● **What is expected**
Your answer should be the full set of entries, given again without alteration.

Start of Data for this exercise

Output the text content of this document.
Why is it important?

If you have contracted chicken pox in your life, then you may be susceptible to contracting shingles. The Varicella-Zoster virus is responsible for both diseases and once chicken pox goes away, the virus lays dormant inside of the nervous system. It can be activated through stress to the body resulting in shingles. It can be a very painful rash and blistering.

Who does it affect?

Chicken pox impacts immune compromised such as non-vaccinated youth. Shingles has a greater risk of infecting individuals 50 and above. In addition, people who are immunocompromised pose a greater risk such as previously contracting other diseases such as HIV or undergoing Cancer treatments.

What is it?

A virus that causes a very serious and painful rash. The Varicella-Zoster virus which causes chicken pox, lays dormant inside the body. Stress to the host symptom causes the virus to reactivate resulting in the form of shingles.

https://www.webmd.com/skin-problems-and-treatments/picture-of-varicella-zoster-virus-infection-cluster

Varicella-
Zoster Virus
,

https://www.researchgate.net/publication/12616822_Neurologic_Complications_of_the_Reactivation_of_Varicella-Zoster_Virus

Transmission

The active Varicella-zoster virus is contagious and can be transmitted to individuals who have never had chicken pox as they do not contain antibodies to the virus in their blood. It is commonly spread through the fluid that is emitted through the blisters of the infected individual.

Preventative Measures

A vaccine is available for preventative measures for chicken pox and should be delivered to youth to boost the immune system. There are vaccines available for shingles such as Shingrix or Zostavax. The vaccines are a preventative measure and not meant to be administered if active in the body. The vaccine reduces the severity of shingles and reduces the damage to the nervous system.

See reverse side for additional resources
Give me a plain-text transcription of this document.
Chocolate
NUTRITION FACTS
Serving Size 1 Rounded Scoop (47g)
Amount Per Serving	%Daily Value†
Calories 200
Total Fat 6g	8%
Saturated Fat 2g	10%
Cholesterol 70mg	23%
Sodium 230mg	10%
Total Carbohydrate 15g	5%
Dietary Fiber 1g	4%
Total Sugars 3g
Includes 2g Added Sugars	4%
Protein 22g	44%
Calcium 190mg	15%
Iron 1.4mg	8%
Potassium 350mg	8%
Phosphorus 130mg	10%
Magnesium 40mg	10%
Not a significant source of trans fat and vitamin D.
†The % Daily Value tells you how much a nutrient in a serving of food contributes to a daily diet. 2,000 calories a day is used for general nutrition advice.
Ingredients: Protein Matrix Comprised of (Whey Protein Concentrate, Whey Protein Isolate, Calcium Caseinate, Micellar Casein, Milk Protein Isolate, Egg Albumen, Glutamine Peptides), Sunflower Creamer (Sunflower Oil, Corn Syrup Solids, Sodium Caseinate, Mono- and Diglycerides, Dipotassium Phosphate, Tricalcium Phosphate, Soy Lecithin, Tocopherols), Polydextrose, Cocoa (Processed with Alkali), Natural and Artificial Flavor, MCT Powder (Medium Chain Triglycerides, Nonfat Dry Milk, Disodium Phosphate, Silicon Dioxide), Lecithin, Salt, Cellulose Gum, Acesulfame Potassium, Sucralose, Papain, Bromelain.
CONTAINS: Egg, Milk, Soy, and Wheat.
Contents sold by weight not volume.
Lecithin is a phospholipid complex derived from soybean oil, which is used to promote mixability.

End of Data for this exercise

● **Reply**
Output the text content of this document.
Why is it important?

If you have contracted chicken pox in your life, then you may be susceptible to contracting shingles. The Varicella-Zoster virus is responsible for both diseases and once chicken pox goes away, the virus lays dormant inside of the nervous system. It can be activated through stress to the body resulting in shingles. It can be a very painful rash and blistering.

Who does it affect?

Chicken pox impacts immune compromised such as non-vaccinated youth. Shingles has a greater risk of infecting individuals 50 and above. In addition, people who are immunocompromised pose a greater risk such as previously contracting other diseases such as HIV or undergoing Cancer treatments.

What is it?

A virus that causes a very serious and painful rash. The Varicella-Zoster virus which causes chicken pox, lays dormant inside the body. Stress to the host symptom causes the virus to reactivate resulting in the form of shingles.

https://www.webmd.com/skin-problems-and-treatments/picture-of-varicella-zoster-virus-infection-cluster

Varicella-
Zoster Virus
,

https://www.researchgate.net/publication/12616822_Neurologic_Complications_of_the_Reactivation_of_Varicella-Zoster_Virus

Transmission

The active Varicella-zoster virus is contagious and can be transmitted to individuals who have never had chicken pox as they do not contain antibodies to the virus in their blood. It is commonly spread through the fluid that is emitted through the blisters of the infected individual.

Preventative Measures

A vaccine is available for preventative measures for chicken pox and should be delivered to youth to boost the immune system. There are vaccines available for shingles such as Shingrix or Zostavax. The vaccines are a preventative measure and not meant to be administered if active in the body. The vaccine reduces the severity of shingles and reduces the damage to the nervous system.

See reverse side for additional resources
Give me a plain-text transcription of this document.
Chocolate
NUTRITION FACTS
Serving Size 1 Rounded Scoop (47g)
Amount Per Serving	%Daily Value†
Calories 200
Total Fat 6g	8%
Saturated Fat 2g	10%
Cholesterol 70mg	23%
Sodium 230mg	10%
Total Carbohydrate 15g	5%
Dietary Fiber 1g	4%
Total Sugars 3g
Includes 2g Added Sugars	4%
Protein 22g	44%
Calcium 190mg	15%
Iron 1.4mg	8%
Potassium 350mg	8%
Phosphorus 130mg	10%
Magnesium 40mg	10%
Not a significant source of trans fat and vitamin D.
†The % Daily Value tells you how much a nutrient in a serving of food contributes to a daily diet. 2,000 calories a day is used for general nutrition advice.
Ingredients: Protein Matrix Comprised of (Whey Protein Concentrate, Whey Protein Isolate, Calcium Caseinate, Micellar Casein, Milk Protein Isolate, Egg Albumen, Glutamine Peptides), Sunflower Creamer (Sunflower Oil, Corn Syrup Solids, Sodium Caseinate, Mono- and Diglycerides, Dipotassium Phosphate, Tricalcium Phosphate, Soy Lecithin, Tocopherols), Polydextrose, Cocoa (Processed with Alkali), Natural and Artificial Flavor, MCT Powder (Medium Chain Triglycerides, Nonfat Dry Milk, Disodium Phosphate, Silicon Dioxide), Lecithin, Salt, Cellulose Gum, Acesulfame Potassium, Sucralose, Papain, Bromelain.
CONTAINS: Egg, Milk, Soy, and Wheat.
Contents sold by weight not volume.
Lecithin is a phospholipid complex derived from soybean oil, which is used to promote mixability.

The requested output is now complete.